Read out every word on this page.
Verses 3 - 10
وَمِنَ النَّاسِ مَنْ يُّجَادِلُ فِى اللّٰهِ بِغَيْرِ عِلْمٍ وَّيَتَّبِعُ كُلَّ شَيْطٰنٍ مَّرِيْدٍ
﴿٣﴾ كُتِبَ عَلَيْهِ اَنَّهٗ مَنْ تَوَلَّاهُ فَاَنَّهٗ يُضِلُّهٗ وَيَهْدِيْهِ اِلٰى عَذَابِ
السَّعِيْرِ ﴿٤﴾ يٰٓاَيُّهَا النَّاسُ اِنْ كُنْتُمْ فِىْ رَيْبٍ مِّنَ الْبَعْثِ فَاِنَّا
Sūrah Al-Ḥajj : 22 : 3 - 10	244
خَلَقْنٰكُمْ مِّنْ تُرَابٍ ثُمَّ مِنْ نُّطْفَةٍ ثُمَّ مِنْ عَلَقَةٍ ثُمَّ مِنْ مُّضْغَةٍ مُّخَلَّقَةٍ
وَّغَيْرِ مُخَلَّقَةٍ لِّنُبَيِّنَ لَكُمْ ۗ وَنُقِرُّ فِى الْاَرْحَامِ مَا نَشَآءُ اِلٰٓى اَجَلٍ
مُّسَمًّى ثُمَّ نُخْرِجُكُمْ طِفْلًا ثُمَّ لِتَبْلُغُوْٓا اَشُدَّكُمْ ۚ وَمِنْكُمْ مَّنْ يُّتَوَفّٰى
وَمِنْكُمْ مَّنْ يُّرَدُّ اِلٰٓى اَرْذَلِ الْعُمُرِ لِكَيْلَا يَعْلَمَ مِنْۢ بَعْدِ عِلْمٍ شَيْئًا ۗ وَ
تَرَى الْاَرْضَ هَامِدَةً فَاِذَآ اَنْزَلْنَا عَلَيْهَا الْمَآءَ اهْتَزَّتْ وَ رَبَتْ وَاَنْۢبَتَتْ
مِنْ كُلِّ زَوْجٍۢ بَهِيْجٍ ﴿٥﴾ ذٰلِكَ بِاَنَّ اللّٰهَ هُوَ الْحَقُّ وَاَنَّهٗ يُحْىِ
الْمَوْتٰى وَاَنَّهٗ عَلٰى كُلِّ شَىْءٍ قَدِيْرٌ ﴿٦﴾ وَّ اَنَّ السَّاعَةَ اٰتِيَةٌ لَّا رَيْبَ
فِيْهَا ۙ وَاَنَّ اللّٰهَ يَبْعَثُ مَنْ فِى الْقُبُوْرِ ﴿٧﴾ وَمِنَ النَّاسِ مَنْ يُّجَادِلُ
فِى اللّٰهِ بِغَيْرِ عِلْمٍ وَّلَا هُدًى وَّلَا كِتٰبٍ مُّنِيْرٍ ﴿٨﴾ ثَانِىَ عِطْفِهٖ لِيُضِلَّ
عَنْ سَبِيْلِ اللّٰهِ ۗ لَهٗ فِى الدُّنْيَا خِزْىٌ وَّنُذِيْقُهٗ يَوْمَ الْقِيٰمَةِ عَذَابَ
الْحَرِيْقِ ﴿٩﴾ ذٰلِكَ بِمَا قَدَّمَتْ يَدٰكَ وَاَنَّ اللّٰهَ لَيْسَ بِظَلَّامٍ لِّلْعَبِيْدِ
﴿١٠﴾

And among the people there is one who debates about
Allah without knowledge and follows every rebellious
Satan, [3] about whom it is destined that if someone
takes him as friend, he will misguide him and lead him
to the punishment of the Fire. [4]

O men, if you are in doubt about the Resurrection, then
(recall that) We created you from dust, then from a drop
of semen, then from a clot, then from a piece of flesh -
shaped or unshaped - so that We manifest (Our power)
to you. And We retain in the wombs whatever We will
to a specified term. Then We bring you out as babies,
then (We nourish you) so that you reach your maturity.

Challenge: Write the listing out again, exactly as it reads.

Written solution:
Read out every word on this page.
Verses 3 - 10
وَمِنَ النَّاسِ مَنْ يُّجَادِلُ فِى اللّٰهِ بِغَيْرِ عِلْمٍ وَّيَتَّبِعُ كُلَّ شَيْطٰنٍ مَّرِيْدٍ
﴿٣﴾ كُتِبَ عَلَيْهِ اَنَّهٗ مَنْ تَوَلَّاهُ فَاَنَّهٗ يُضِلُّهٗ وَيَهْدِيْهِ اِلٰى عَذَابِ
السَّعِيْرِ ﴿٤﴾ يٰٓاَيُّهَا النَّاسُ اِنْ كُنْتُمْ فِىْ رَيْبٍ مِّنَ الْبَعْثِ فَاِنَّا
Sūrah Al-Ḥajj : 22 : 3 - 10	244
خَلَقْنٰكُمْ مِّنْ تُرَابٍ ثُمَّ مِنْ نُّطْفَةٍ ثُمَّ مِنْ عَلَقَةٍ ثُمَّ مِنْ مُّضْغَةٍ مُّخَلَّقَةٍ
وَّغَيْرِ مُخَلَّقَةٍ لِّنُبَيِّنَ لَكُمْ ۗ وَنُقِرُّ فِى الْاَرْحَامِ مَا نَشَآءُ اِلٰٓى اَجَلٍ
مُّسَمًّى ثُمَّ نُخْرِجُكُمْ طِفْلًا ثُمَّ لِتَبْلُغُوْٓا اَشُدَّكُمْ ۚ وَمِنْكُمْ مَّنْ يُّتَوَفّٰى
وَمِنْكُمْ مَّنْ يُّرَدُّ اِلٰٓى اَرْذَلِ الْعُمُرِ لِكَيْلَا يَعْلَمَ مِنْۢ بَعْدِ عِلْمٍ شَيْئًا ۗ وَ
تَرَى الْاَرْضَ هَامِدَةً فَاِذَآ اَنْزَلْنَا عَلَيْهَا الْمَآءَ اهْتَزَّتْ وَ رَبَتْ وَاَنْۢبَتَتْ
مِنْ كُلِّ زَوْجٍۢ بَهِيْجٍ ﴿٥﴾ ذٰلِكَ بِاَنَّ اللّٰهَ هُوَ الْحَقُّ وَاَنَّهٗ يُحْىِ
الْمَوْتٰى وَاَنَّهٗ عَلٰى كُلِّ شَىْءٍ قَدِيْرٌ ﴿٦﴾ وَّ اَنَّ السَّاعَةَ اٰتِيَةٌ لَّا رَيْبَ
فِيْهَا ۙ وَاَنَّ اللّٰهَ يَبْعَثُ مَنْ فِى الْقُبُوْرِ ﴿٧﴾ وَمِنَ النَّاسِ مَنْ يُّجَادِلُ
فِى اللّٰهِ بِغَيْرِ عِلْمٍ وَّلَا هُدًى وَّلَا كِتٰبٍ مُّنِيْرٍ ﴿٨﴾ ثَانِىَ عِطْفِهٖ لِيُضِلَّ
عَنْ سَبِيْلِ اللّٰهِ ۗ لَهٗ فِى الدُّنْيَا خِزْىٌ وَّنُذِيْقُهٗ يَوْمَ الْقِيٰمَةِ عَذَابَ
الْحَرِيْقِ ﴿٩﴾ ذٰلِكَ بِمَا قَدَّمَتْ يَدٰكَ وَاَنَّ اللّٰهَ لَيْسَ بِظَلَّامٍ لِّلْعَبِيْدِ
﴿١٠﴾

And among the people there is one who debates about
Allah without knowledge and follows every rebellious
Satan, [3] about whom it is destined that if someone
takes him as friend, he will misguide him and lead him
to the punishment of the Fire. [4]

O men, if you are in doubt about the Resurrection, then
(recall that) We created you from dust, then from a drop
of semen, then from a clot, then from a piece of flesh -
shaped or unshaped - so that We manifest (Our power)
to you. And We retain in the wombs whatever We will
to a specified term. Then We bring you out as babies,
then (We nourish you) so that you reach your maturity.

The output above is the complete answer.